> [Work to be completed] Each line that holds the word "PRIMERA" is to be identified and copied.

> [Material]

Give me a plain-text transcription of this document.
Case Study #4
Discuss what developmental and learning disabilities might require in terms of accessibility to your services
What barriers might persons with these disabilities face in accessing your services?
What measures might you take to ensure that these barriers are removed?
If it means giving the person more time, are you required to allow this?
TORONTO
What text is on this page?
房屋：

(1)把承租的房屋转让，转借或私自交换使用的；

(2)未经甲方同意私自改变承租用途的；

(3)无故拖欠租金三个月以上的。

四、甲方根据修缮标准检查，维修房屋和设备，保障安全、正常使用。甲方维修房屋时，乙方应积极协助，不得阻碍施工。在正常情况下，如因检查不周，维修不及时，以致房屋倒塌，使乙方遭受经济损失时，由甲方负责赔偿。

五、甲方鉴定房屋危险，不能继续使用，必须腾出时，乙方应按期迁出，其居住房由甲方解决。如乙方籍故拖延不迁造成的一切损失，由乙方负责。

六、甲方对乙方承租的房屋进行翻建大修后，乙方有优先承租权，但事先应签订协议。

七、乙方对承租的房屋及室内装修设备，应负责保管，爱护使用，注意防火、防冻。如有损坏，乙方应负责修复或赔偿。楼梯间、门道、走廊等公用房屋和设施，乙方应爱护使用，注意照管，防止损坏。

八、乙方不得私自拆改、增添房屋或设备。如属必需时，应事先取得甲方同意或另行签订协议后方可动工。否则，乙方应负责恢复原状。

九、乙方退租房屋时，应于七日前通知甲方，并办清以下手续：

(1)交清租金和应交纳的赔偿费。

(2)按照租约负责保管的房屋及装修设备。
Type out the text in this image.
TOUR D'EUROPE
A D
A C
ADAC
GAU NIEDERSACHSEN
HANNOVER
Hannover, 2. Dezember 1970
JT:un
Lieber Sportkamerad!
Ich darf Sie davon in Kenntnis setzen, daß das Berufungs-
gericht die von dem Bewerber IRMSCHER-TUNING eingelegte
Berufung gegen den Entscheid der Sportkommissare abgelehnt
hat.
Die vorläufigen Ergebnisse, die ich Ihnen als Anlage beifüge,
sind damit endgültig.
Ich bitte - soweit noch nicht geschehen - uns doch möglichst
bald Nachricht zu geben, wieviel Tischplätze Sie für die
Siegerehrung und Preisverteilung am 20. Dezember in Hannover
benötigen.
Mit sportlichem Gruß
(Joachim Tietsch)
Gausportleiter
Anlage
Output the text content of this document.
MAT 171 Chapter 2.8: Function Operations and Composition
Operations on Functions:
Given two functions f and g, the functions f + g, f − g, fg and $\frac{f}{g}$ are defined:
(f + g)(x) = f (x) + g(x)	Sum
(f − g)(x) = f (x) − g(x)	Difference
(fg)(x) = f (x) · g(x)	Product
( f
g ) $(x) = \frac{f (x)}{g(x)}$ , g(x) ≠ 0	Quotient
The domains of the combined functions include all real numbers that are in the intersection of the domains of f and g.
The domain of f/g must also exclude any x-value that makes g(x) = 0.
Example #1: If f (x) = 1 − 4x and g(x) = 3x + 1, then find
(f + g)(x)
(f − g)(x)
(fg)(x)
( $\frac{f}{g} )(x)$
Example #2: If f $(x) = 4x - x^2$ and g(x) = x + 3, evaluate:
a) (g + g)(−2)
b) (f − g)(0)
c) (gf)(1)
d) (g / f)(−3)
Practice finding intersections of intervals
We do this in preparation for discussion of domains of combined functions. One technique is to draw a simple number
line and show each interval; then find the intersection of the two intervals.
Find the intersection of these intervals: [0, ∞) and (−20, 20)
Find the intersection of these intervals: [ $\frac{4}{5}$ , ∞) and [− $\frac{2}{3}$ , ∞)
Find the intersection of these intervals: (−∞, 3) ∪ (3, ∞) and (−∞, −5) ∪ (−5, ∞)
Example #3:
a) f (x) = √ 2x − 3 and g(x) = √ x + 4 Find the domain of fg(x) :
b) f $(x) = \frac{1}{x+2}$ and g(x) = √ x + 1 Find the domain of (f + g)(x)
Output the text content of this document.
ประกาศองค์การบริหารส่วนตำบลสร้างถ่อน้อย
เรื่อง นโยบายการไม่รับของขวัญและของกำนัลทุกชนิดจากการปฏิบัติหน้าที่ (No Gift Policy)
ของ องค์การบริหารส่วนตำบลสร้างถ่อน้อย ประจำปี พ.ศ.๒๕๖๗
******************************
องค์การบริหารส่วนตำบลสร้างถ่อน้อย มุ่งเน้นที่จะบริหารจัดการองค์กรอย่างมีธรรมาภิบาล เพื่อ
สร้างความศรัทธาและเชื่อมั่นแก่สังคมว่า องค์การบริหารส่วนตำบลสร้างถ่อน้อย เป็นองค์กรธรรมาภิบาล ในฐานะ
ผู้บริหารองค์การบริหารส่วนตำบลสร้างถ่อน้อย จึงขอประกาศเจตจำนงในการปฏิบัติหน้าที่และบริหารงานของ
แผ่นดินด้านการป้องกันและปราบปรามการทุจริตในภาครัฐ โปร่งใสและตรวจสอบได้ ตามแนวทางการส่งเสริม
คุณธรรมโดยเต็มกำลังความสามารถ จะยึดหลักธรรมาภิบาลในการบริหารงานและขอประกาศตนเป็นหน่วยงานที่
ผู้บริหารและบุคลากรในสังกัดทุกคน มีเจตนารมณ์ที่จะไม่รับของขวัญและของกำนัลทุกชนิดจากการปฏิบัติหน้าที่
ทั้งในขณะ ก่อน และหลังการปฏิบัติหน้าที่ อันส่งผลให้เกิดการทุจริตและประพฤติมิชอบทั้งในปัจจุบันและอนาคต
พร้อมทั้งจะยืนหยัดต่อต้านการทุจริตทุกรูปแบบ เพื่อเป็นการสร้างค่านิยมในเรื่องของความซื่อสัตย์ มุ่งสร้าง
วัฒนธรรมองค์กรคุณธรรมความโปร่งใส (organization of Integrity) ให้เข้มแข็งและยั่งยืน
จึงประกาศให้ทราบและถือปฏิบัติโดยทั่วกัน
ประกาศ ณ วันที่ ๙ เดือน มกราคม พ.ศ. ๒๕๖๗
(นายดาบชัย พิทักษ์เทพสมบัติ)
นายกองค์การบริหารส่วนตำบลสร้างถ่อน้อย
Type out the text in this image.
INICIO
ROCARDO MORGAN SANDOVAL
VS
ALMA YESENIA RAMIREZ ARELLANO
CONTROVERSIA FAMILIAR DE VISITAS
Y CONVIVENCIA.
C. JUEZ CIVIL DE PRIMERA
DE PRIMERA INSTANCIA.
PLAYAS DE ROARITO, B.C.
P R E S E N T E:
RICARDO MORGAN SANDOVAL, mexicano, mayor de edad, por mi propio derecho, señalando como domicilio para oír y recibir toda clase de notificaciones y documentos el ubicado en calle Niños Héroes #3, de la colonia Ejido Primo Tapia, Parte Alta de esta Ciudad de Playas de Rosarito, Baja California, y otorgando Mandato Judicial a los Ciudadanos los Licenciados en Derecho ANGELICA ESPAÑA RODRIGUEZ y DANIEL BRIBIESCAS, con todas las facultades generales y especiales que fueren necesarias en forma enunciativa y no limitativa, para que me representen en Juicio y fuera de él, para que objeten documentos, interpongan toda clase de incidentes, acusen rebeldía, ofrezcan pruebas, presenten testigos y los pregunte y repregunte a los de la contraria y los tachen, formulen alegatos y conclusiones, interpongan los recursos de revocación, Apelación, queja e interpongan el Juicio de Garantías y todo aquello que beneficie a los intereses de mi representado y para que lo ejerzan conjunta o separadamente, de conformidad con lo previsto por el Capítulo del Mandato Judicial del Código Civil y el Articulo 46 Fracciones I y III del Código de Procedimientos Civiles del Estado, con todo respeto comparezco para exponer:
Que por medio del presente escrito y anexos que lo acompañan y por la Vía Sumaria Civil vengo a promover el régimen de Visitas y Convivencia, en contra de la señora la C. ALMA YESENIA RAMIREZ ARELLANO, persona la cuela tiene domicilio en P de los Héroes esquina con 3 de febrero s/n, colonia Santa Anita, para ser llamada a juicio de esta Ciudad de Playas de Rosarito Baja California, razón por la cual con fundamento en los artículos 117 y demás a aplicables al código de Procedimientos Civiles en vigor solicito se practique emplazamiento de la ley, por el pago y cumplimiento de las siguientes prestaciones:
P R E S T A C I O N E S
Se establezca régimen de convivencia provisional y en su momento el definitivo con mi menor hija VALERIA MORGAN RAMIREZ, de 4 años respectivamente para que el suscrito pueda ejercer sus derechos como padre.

> [Response to the exercise]
C. JUEZ CIVIL DE PRIMERA
DE PRIMERA INSTANCIA.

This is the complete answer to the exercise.